Render every line of the material below as a Markdown table with the columns "Row" and "Line," numbering each row and leaving out blank lines. Omit the pictures from the table.
## Begin Provided information
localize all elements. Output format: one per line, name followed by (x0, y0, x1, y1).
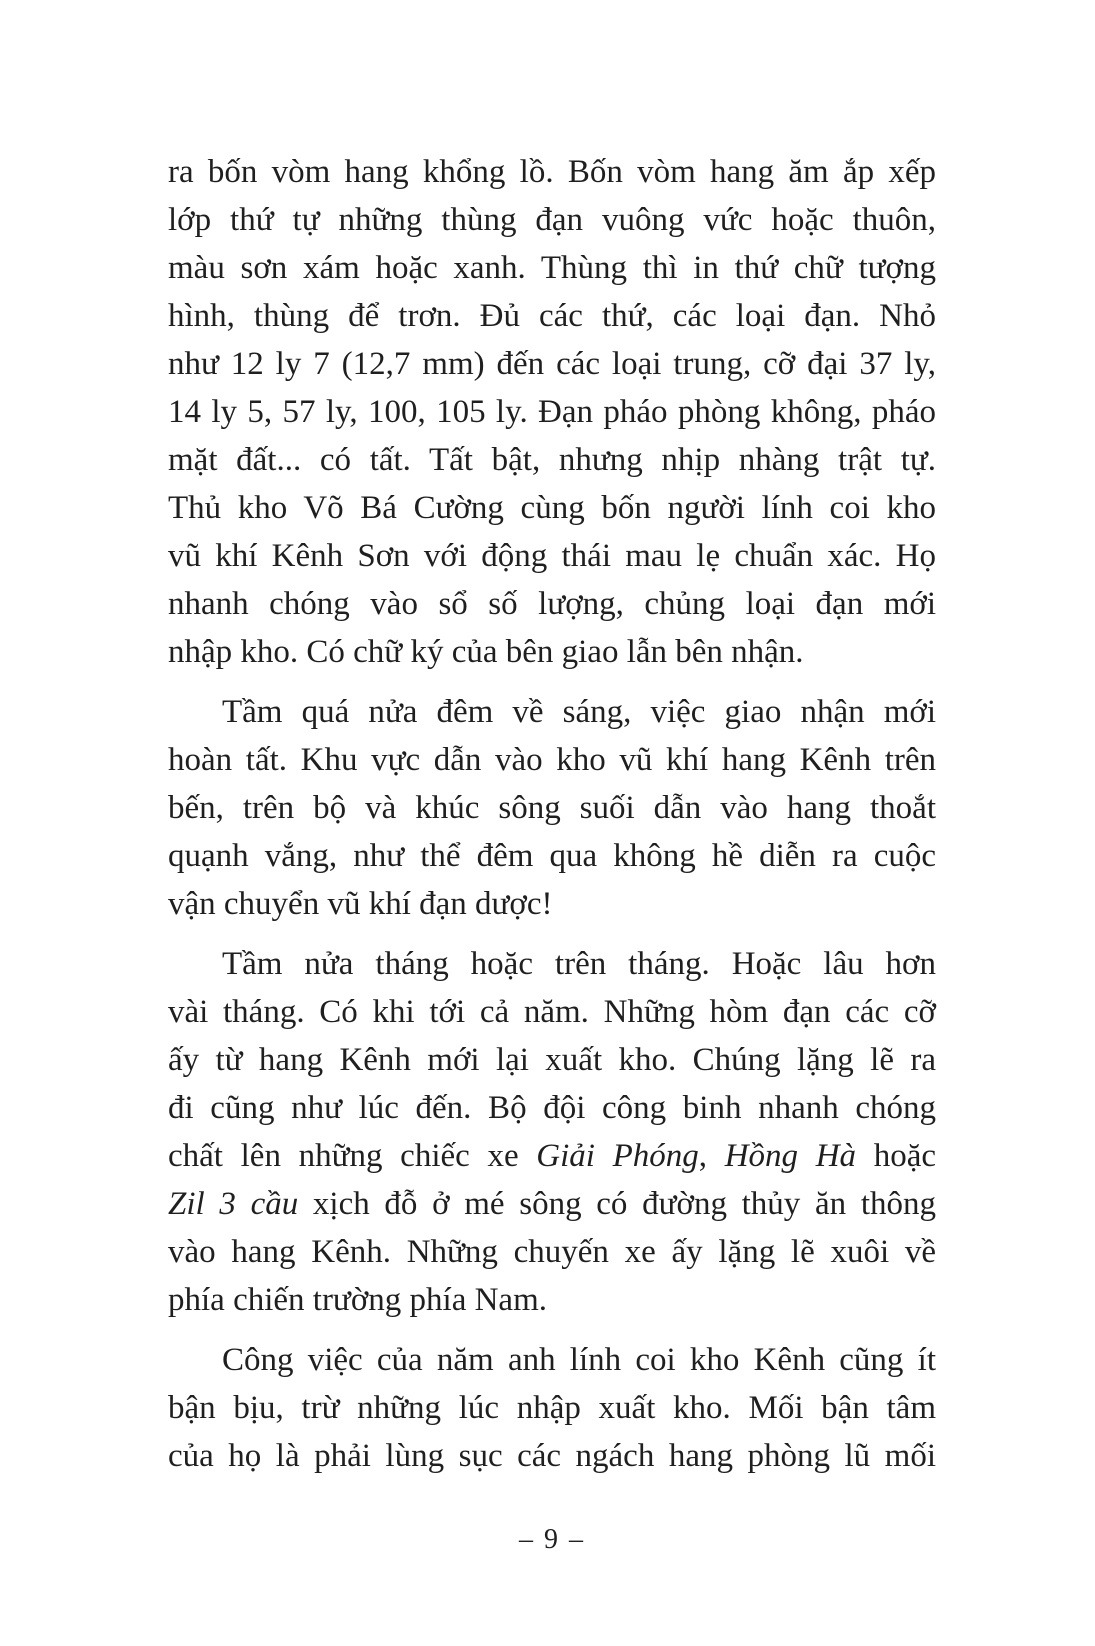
text-segment: Tầm quá nửa đêm về sáng, việc giao nhận mới (222, 694, 936, 730)
text-line (168, 1384, 936, 1432)
text-segment: 14 ly 5, 57 ly, 100, 105 ly. Đạn pháo phòng không, pháo (168, 394, 936, 430)
paragraph (168, 1336, 936, 1480)
text-line (168, 628, 936, 676)
text-line (168, 244, 936, 292)
italic-text-segment: Hồng Hà (724, 1138, 857, 1174)
text-segment: mặt đất... có tất. Tất bật, nhưng nhịp nhàng trật tự. (168, 442, 936, 478)
text-segment: của họ là phải lùng sục các ngách hang phòng lũ mối (168, 1438, 936, 1474)
text-line (168, 196, 936, 244)
page-text (168, 148, 936, 1480)
text-segment: hoặc (856, 1138, 937, 1174)
text-line (168, 1180, 936, 1228)
text-segment: bến, trên bộ và khúc sông suối dẫn vào hang thoắt (168, 790, 936, 826)
text-line (168, 1084, 936, 1132)
text-line (168, 340, 936, 388)
italic-text-segment: Giải Phóng (536, 1138, 699, 1174)
text-line (168, 148, 936, 196)
text-segment: ra bốn vòm hang khổng lồ. Bốn vòm hang ăm ắp xếp (168, 154, 936, 190)
text-line (168, 940, 936, 988)
text-line (168, 988, 936, 1036)
text-segment: đi cũng như lúc đến. Bộ đội công binh nhanh chóng (168, 1090, 936, 1126)
text-line (168, 1276, 936, 1324)
text-segment: Thủ kho Võ Bá Cường cùng bốn người lính coi kho (168, 490, 936, 526)
text-line (168, 436, 936, 484)
text-line (168, 292, 936, 340)
text-segment: Công việc của năm anh lính coi kho Kênh cũng ít (222, 1342, 936, 1378)
paragraph (168, 688, 936, 928)
paragraph (168, 940, 936, 1324)
text-line (168, 736, 936, 784)
text-line (168, 388, 936, 436)
text-line (168, 580, 936, 628)
text-line (168, 1036, 936, 1084)
text-segment: chất lên những chiếc xe (168, 1138, 537, 1174)
text-segment: bận bịu, trừ những lúc nhập xuất kho. Mối bận tâm (168, 1390, 936, 1426)
text-line (168, 1432, 936, 1480)
text-line (168, 532, 936, 580)
text-line (168, 1336, 936, 1384)
text-line (168, 1228, 936, 1276)
text-segment: hoàn tất. Khu vực dẫn vào kho vũ khí hang Kênh trên (168, 742, 936, 778)
text-segment: Tầm nửa tháng hoặc trên tháng. Hoặc lâu hơn (222, 946, 936, 982)
text-segment: nhập kho. Có chữ ký của bên giao lẫn bên nhận. (168, 634, 804, 670)
text-line (168, 1132, 936, 1180)
text-segment: màu sơn xám hoặc xanh. Thùng thì in thứ chữ tượng (168, 250, 936, 286)
text-segment: vận chuyển vũ khí đạn dược! (168, 886, 553, 922)
text-line (168, 784, 936, 832)
text-segment: quạnh vắng, như thể đêm qua không hề diễn ra cuộc (168, 838, 936, 874)
text-line (168, 880, 936, 928)
text-segment: hình, thùng để trơn. Đủ các thứ, các loại đạn. Nhỏ (168, 298, 936, 334)
paragraph (168, 148, 936, 676)
text-segment: , (698, 1138, 725, 1174)
text-line (168, 484, 936, 532)
page-number: – 9 – (519, 1524, 585, 1555)
text-segment: như 12 ly 7 (12,7 mm) đến các loại trung, cỡ đại 37 ly, (168, 346, 936, 382)
text-segment: xịch đỗ ở mé sông có đường thủy ăn thông (298, 1186, 936, 1222)
text-segment: vũ khí Kênh Sơn với động thái mau lẹ chuẩn xác. Họ (168, 538, 936, 574)
text-line (168, 832, 936, 880)
text-segment: phía chiến trường phía Nam. (168, 1282, 547, 1318)
italic-text-segment: Zil 3 cầu (168, 1186, 299, 1222)
text-segment: ấy từ hang Kênh mới lại xuất kho. Chúng lặng lẽ ra (168, 1042, 936, 1078)
text-segment: vào hang Kênh. Những chuyến xe ấy lặng lẽ xuôi về (168, 1234, 936, 1270)
text-segment: lớp thứ tự những thùng đạn vuông vức hoặc thuôn, (168, 202, 936, 238)
text-segment: nhanh chóng vào sổ số lượng, chủng loại đạn mới (168, 586, 936, 622)
text-line (168, 688, 936, 736)
text-segment: vài tháng. Có khi tới cả năm. Những hòm đạn các cỡ (168, 994, 936, 1030)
## End Provided information
Finished answer:
| Row | Line |
|---|---|
| 1 | localize all elements. Output format: one per line, name followed by (x0, y0, x1, y1). |
| 2 | text-segment: Tầm quá nửa đêm về sáng, việc giao nhận mới (222, 694, 936, 730) |
| 3 | text-line (168, 1384, 936, 1432) |
| 4 | text-segment: 14 ly 5, 57 ly, 100, 105 ly. Đạn pháo phòng không, pháo (168, 394, 936, 430) |
| 5 | paragraph (168, 1336, 936, 1480) |
| 6 | text-line (168, 628, 936, 676) |
| 7 | text-line (168, 244, 936, 292) |
| 8 | italic-text-segment: Hồng Hà (724, 1138, 857, 1174) |
| 9 | text-segment: mặt đất... có tất. Tất bật, nhưng nhịp nhàng trật tự. (168, 442, 936, 478) |
| 10 | text-segment: của họ là phải lùng sục các ngách hang phòng lũ mối (168, 1438, 936, 1474) |
| 11 | text-line (168, 196, 936, 244) |
| 12 | page-text (168, 148, 936, 1480) |
| 13 | text-segment: hoặc (856, 1138, 937, 1174) |
| 14 | text-line (168, 1180, 936, 1228) |
| 15 | text-segment: bến, trên bộ và khúc sông suối dẫn vào hang thoắt (168, 790, 936, 826) |
| 16 | text-line (168, 1084, 936, 1132) |
| 17 | text-line (168, 340, 936, 388) |
| 18 | italic-text-segment: Giải Phóng (536, 1138, 699, 1174) |
| 19 | text-line (168, 148, 936, 196) |
| 20 | text-segment: ra bốn vòm hang khổng lồ. Bốn vòm hang ăm ắp xếp (168, 154, 936, 190) |
| 21 | text-line (168, 940, 936, 988) |
| 22 | text-line (168, 988, 936, 1036) |
| 23 | text-segment: đi cũng như lúc đến. Bộ đội công binh nhanh chóng (168, 1090, 936, 1126) |
| 24 | text-line (168, 1276, 936, 1324) |
| 25 | text-segment: Thủ kho Võ Bá Cường cùng bốn người lính coi kho (168, 490, 936, 526) |
| 26 | text-line (168, 436, 936, 484) |
| 27 | text-line (168, 292, 936, 340) |
| 28 | text-segment: Công việc của năm anh lính coi kho Kênh cũng ít (222, 1342, 936, 1378) |
| 29 | paragraph (168, 688, 936, 928) |
| 30 | paragraph (168, 940, 936, 1324) |
| 31 | text-line (168, 736, 936, 784) |
| 32 | text-line (168, 388, 936, 436) |
| 33 | text-line (168, 580, 936, 628) |
| 34 | text-line (168, 1036, 936, 1084) |
| 35 | text-segment: chất lên những chiếc xe (168, 1138, 537, 1174) |
| 36 | text-segment: bận bịu, trừ những lúc nhập xuất kho. Mối bận tâm (168, 1390, 936, 1426) |
| 37 | text-line (168, 1432, 936, 1480) |
| 38 | text-line (168, 532, 936, 580) |
| 39 | text-line (168, 1336, 936, 1384) |
| 40 | text-line (168, 1228, 936, 1276) |
| 41 | text-segment: hoàn tất. Khu vực dẫn vào kho vũ khí hang Kênh trên (168, 742, 936, 778) |
| 42 | text-segment: Tầm nửa tháng hoặc trên tháng. Hoặc lâu hơn (222, 946, 936, 982) |
| 43 | text-segment: nhập kho. Có chữ ký của bên giao lẫn bên nhận. (168, 634, 804, 670) |
| 44 | text-line (168, 1132, 936, 1180) |
| 45 | text-segment: màu sơn xám hoặc xanh. Thùng thì in thứ chữ tượng (168, 250, 936, 286) |
| 46 | text-segment: vận chuyển vũ khí đạn dược! (168, 886, 553, 922) |
| 47 | text-line (168, 784, 936, 832) |
| 48 | text-segment: quạnh vắng, như thể đêm qua không hề diễn ra cuộc (168, 838, 936, 874) |
| 49 | text-line (168, 880, 936, 928) |
| 50 | text-segment: hình, thùng để trơn. Đủ các thứ, các loại đạn. Nhỏ (168, 298, 936, 334) |
| 51 | paragraph (168, 148, 936, 676) |
| 52 | text-segment: , (698, 1138, 725, 1174) |
| 53 | text-line (168, 484, 936, 532) |
| 54 | page-number: – 9 – (519, 1524, 585, 1555) |
| 55 | text-segment: như 12 ly 7 (12,7 mm) đến các loại trung, cỡ đại 37 ly, (168, 346, 936, 382) |
| 56 | text-segment: xịch đỗ ở mé sông có đường thủy ăn thông (298, 1186, 936, 1222) |
| 57 | text-segment: vũ khí Kênh Sơn với động thái mau lẹ chuẩn xác. Họ (168, 538, 936, 574) |
| 58 | text-line (168, 832, 936, 880) |
| 59 | text-segment: phía chiến trường phía Nam. (168, 1282, 547, 1318) |
| 60 | italic-text-segment: Zil 3 cầu (168, 1186, 299, 1222) |
| 61 | text-segment: ấy từ hang Kênh mới lại xuất kho. Chúng lặng lẽ ra (168, 1042, 936, 1078) |
| 62 | text-segment: vào hang Kênh. Những chuyến xe ấy lặng lẽ xuôi về (168, 1234, 936, 1270) |
| 63 | text-segment: lớp thứ tự những thùng đạn vuông vức hoặc thuôn, (168, 202, 936, 238) |
| 64 | text-segment: nhanh chóng vào sổ số lượng, chủng loại đạn mới (168, 586, 936, 622) |
| 65 | text-line (168, 688, 936, 736) |
| 66 | text-segment: vài tháng. Có khi tới cả năm. Những hòm đạn các cỡ (168, 994, 936, 1030) |